* _TASK DETAILS_:
Determine how many lines of the data below contain "Conducteur", then give only that number.

Figure dataset records:
== == ==

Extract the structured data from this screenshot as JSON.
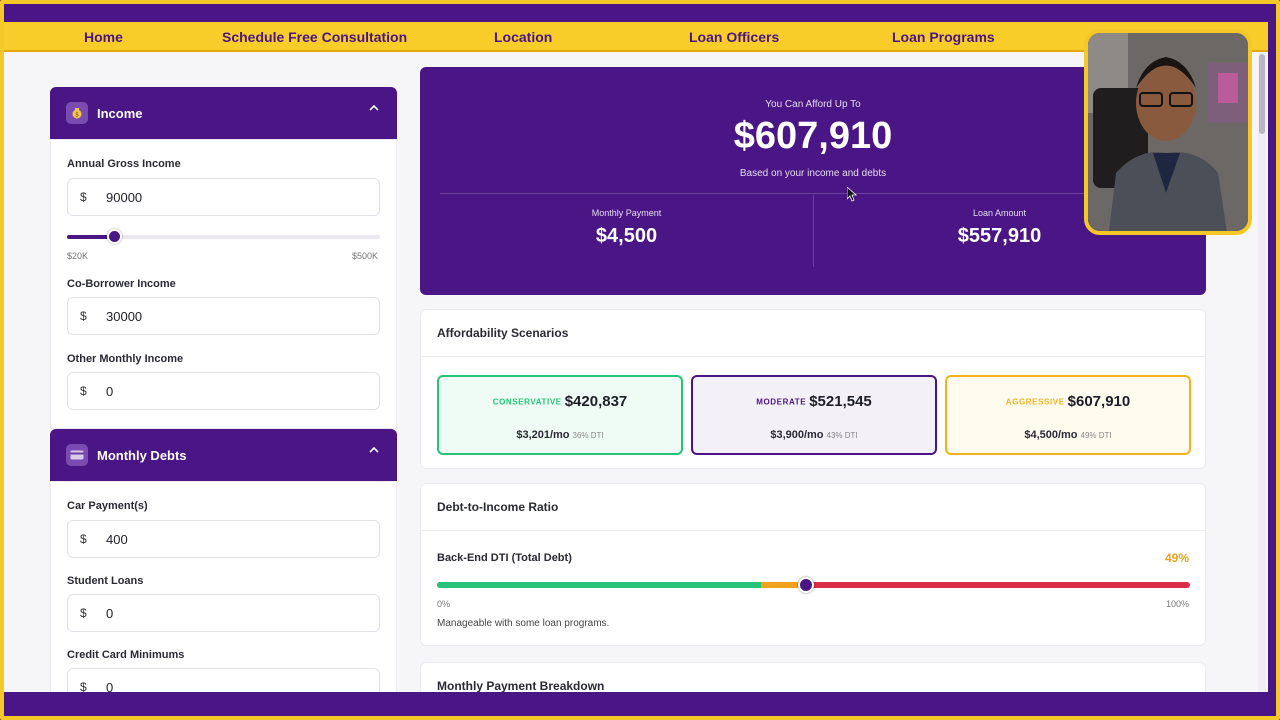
{
  "nav": {
    "items": [
      "Home",
      "Schedule Free Consultation",
      "Location",
      "Loan Officers",
      "Loan Programs"
    ]
  },
  "income": {
    "title": "Income",
    "icon": "money-bag-icon",
    "annual_label": "Annual Gross Income",
    "annual_value": "90000",
    "currency": "$",
    "slider_min": "$20K",
    "slider_max": "$500K",
    "slider_fraction": 0.15,
    "coborrower_label": "Co-Borrower Income",
    "coborrower_value": "30000",
    "other_label": "Other Monthly Income",
    "other_value": "0"
  },
  "debts": {
    "title": "Monthly Debts",
    "icon": "credit-card-icon",
    "car_label": "Car Payment(s)",
    "car_value": "400",
    "student_label": "Student Loans",
    "student_value": "0",
    "credit_label": "Credit Card Minimums",
    "credit_value": "0"
  },
  "hero": {
    "afford_label": "You Can Afford Up To",
    "afford_value": "$607,910",
    "afford_sub": "Based on your income and debts",
    "monthly_label": "Monthly Payment",
    "monthly_value": "$4,500",
    "loan_label": "Loan Amount",
    "loan_value": "$557,910"
  },
  "scenarios": {
    "title": "Affordability Scenarios",
    "items": [
      {
        "tag": "CONSERVATIVE",
        "amount": "$420,837",
        "monthly": "$3,201/mo",
        "dti": "36% DTI",
        "color": "#27c37a",
        "bg": "#effcf5"
      },
      {
        "tag": "MODERATE",
        "amount": "$521,545",
        "monthly": "$3,900/mo",
        "dti": "43% DTI",
        "color": "#4a1585",
        "bg": "#f3f0f8"
      },
      {
        "tag": "AGGRESSIVE",
        "amount": "$607,910",
        "monthly": "$4,500/mo",
        "dti": "49% DTI",
        "color": "#f0b41d",
        "bg": "#fffbef"
      }
    ]
  },
  "dti": {
    "title": "Debt-to-Income Ratio",
    "label": "Back-End DTI (Total Debt)",
    "value": "49%",
    "value_fraction": 0.49,
    "min": "0%",
    "max": "100%",
    "note": "Manageable with some loan programs."
  },
  "breakdown": {
    "title": "Monthly Payment Breakdown"
  },
  "colors": {
    "brand_purple": "#4a1585",
    "accent_yellow": "#f8cd2a"
  }
}
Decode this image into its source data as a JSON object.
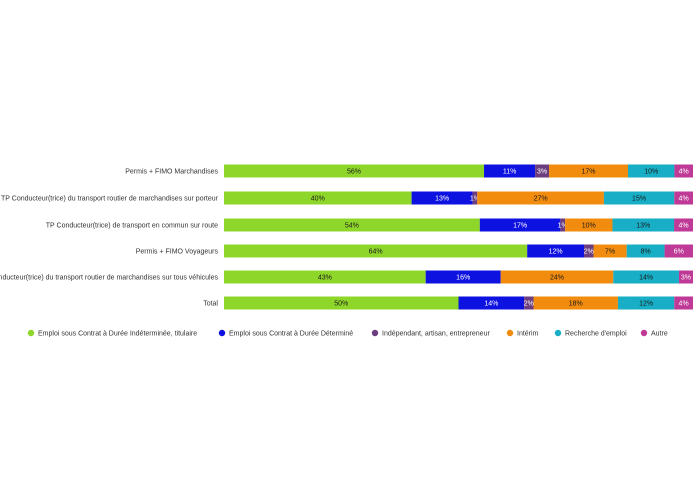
{
  "chart_data": {
    "type": "bar",
    "orientation": "horizontal",
    "stacked": true,
    "grid": false,
    "legend_position": "bottom",
    "title": "",
    "xlabel": "",
    "ylabel": "",
    "xlim": [
      0,
      100
    ],
    "value_format": "percent",
    "categories": [
      "Permis + FIMO Marchandises",
      "TP Conducteur(trice) du transport routier de marchandises sur porteur",
      "TP Conducteur(trice) de transport en commun sur route",
      "Permis + FIMO Voyageurs",
      "TP Conducteur(trice) du transport routier de marchandises sur tous véhicules",
      "Total"
    ],
    "series": [
      {
        "name": "Emploi sous Contrat à Durée Indéterminée, titulaire",
        "color": "#8fd62b",
        "label_color": "#1a1a1a",
        "values": [
          56,
          40,
          54,
          64,
          43,
          50
        ]
      },
      {
        "name": "Emploi sous Contrat à Durée Déterminé",
        "color": "#0e12e0",
        "label_color": "#ffffff",
        "values": [
          11,
          13,
          17,
          12,
          16,
          14
        ]
      },
      {
        "name": "Indépendant, artisan, entrepreneur",
        "color": "#6b3d7e",
        "label_color": "#ffffff",
        "values": [
          3,
          1,
          1,
          2,
          0,
          2
        ]
      },
      {
        "name": "Intérim",
        "color": "#f28c0e",
        "label_color": "#1a1a1a",
        "values": [
          17,
          27,
          10,
          7,
          24,
          18
        ]
      },
      {
        "name": "Recherche d'emploi",
        "color": "#17aec6",
        "label_color": "#1a1a1a",
        "values": [
          10,
          15,
          13,
          8,
          14,
          12
        ]
      },
      {
        "name": "Autre",
        "color": "#bf3a97",
        "label_color": "#ffffff",
        "values": [
          4,
          4,
          4,
          6,
          3,
          4
        ]
      }
    ]
  }
}
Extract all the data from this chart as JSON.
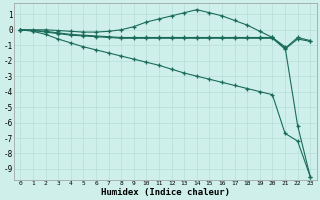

== == ==

* _ANSWER TO THIS PROBLEM_:
3